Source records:
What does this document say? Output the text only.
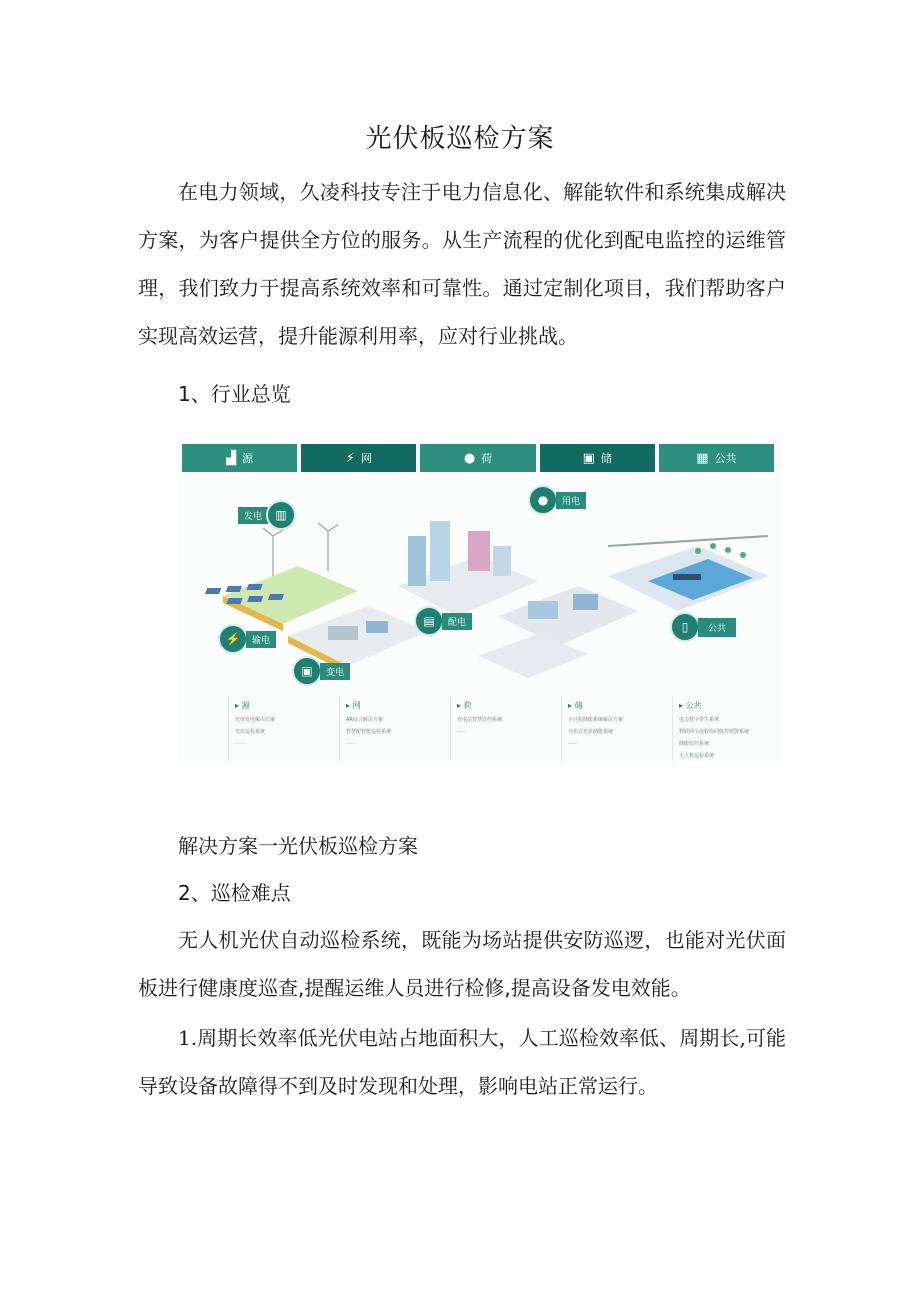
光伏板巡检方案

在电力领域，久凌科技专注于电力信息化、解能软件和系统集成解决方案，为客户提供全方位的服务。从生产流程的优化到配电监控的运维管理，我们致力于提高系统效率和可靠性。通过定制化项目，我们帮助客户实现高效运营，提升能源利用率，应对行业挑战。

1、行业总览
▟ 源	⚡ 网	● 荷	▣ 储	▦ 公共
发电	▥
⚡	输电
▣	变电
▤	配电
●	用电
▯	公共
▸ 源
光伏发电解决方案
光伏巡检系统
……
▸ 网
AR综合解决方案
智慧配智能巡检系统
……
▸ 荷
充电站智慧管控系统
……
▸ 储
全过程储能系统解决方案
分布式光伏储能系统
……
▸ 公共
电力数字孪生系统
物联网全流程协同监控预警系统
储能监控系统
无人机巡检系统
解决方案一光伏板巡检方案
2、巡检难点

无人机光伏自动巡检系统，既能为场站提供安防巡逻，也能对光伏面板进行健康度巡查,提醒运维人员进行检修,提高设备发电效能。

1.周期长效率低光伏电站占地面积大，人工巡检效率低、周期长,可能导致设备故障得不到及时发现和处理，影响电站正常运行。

What to produce: Return all of the data exactly as written, and drop the pictures.

Worked solution:
What does this document say? Output the text only.
光伏板巡检方案

在电力领域，久凌科技专注于电力信息化、解能软件和系统集成解决方案，为客户提供全方位的服务。从生产流程的优化到配电监控的运维管理，我们致力于提高系统效率和可靠性。通过定制化项目，我们帮助客户实现高效运营，提升能源利用率，应对行业挑战。

1、行业总览
▟ 源	⚡ 网	● 荷	▣ 储	▦ 公共
发电	▥
⚡	输电
▣	变电
▤	配电
●	用电
▯	公共
▸ 源
光伏发电解决方案
光伏巡检系统
……
▸ 网
AR综合解决方案
智慧配智能巡检系统
……
▸ 荷
充电站智慧管控系统
……
▸ 储
全过程储能系统解决方案
分布式光伏储能系统
……
▸ 公共
电力数字孪生系统
物联网全流程协同监控预警系统
储能监控系统
无人机巡检系统
解决方案一光伏板巡检方案
2、巡检难点

无人机光伏自动巡检系统，既能为场站提供安防巡逻，也能对光伏面板进行健康度巡查,提醒运维人员进行检修,提高设备发电效能。

1.周期长效率低光伏电站占地面积大，人工巡检效率低、周期长,可能导致设备故障得不到及时发现和处理，影响电站正常运行。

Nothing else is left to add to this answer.